**TASK**
Go through the entries below and write each one out exactly.

--- START OF TASK INPUTS ---

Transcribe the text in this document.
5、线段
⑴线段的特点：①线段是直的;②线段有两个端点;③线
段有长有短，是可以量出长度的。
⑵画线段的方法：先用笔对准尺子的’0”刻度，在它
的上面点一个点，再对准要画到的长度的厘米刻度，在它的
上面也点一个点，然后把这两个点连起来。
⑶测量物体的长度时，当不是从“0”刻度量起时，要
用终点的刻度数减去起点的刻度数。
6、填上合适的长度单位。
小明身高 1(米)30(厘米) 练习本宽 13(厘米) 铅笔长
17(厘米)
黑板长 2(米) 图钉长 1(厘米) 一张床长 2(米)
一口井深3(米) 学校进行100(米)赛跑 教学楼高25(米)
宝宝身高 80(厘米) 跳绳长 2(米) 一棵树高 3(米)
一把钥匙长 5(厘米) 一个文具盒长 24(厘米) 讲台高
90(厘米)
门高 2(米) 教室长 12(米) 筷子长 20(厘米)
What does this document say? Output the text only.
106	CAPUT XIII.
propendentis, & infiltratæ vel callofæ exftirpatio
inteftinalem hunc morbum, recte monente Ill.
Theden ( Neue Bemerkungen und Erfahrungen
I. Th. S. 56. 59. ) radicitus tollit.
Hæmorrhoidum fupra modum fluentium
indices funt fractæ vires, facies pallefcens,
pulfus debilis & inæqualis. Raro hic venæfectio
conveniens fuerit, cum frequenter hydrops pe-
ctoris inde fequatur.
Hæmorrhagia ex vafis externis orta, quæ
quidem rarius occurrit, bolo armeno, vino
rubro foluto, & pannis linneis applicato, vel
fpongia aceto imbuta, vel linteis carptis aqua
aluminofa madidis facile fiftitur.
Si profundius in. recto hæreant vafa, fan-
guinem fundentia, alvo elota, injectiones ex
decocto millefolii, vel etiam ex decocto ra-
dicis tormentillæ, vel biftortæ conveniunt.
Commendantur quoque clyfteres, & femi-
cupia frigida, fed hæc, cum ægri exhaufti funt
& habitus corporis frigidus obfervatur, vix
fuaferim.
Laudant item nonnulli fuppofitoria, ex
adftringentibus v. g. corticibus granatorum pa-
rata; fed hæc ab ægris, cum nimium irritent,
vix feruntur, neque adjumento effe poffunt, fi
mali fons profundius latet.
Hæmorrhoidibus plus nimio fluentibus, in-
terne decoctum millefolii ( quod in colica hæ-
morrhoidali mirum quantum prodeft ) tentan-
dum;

--- END OF TASK INPUTS ---

**RESULT**
Transcribe the text in this document.
5、线段
⑴线段的特点：①线段是直的;②线段有两个端点;③线
段有长有短，是可以量出长度的。
⑵画线段的方法：先用笔对准尺子的’0”刻度，在它
的上面点一个点，再对准要画到的长度的厘米刻度，在它的
上面也点一个点，然后把这两个点连起来。
⑶测量物体的长度时，当不是从“0”刻度量起时，要
用终点的刻度数减去起点的刻度数。
6、填上合适的长度单位。
小明身高 1(米)30(厘米) 练习本宽 13(厘米) 铅笔长
17(厘米)
黑板长 2(米) 图钉长 1(厘米) 一张床长 2(米)
一口井深3(米) 学校进行100(米)赛跑 教学楼高25(米)
宝宝身高 80(厘米) 跳绳长 2(米) 一棵树高 3(米)
一把钥匙长 5(厘米) 一个文具盒长 24(厘米) 讲台高
90(厘米)
门高 2(米) 教室长 12(米) 筷子长 20(厘米)
What does this document say? Output the text only.
106	CAPUT XIII.
propendentis, & infiltratæ vel callofæ exftirpatio
inteftinalem hunc morbum, recte monente Ill.
Theden ( Neue Bemerkungen und Erfahrungen
I. Th. S. 56. 59. ) radicitus tollit.
Hæmorrhoidum fupra modum fluentium
indices funt fractæ vires, facies pallefcens,
pulfus debilis & inæqualis. Raro hic venæfectio
conveniens fuerit, cum frequenter hydrops pe-
ctoris inde fequatur.
Hæmorrhagia ex vafis externis orta, quæ
quidem rarius occurrit, bolo armeno, vino
rubro foluto, & pannis linneis applicato, vel
fpongia aceto imbuta, vel linteis carptis aqua
aluminofa madidis facile fiftitur.
Si profundius in. recto hæreant vafa, fan-
guinem fundentia, alvo elota, injectiones ex
decocto millefolii, vel etiam ex decocto ra-
dicis tormentillæ, vel biftortæ conveniunt.
Commendantur quoque clyfteres, & femi-
cupia frigida, fed hæc, cum ægri exhaufti funt
& habitus corporis frigidus obfervatur, vix
fuaferim.
Laudant item nonnulli fuppofitoria, ex
adftringentibus v. g. corticibus granatorum pa-
rata; fed hæc ab ægris, cum nimium irritent,
vix feruntur, neque adjumento effe poffunt, fi
mali fons profundius latet.
Hæmorrhoidibus plus nimio fluentibus, in-
terne decoctum millefolii ( quod in colica hæ-
morrhoidali mirum quantum prodeft ) tentan-
dum;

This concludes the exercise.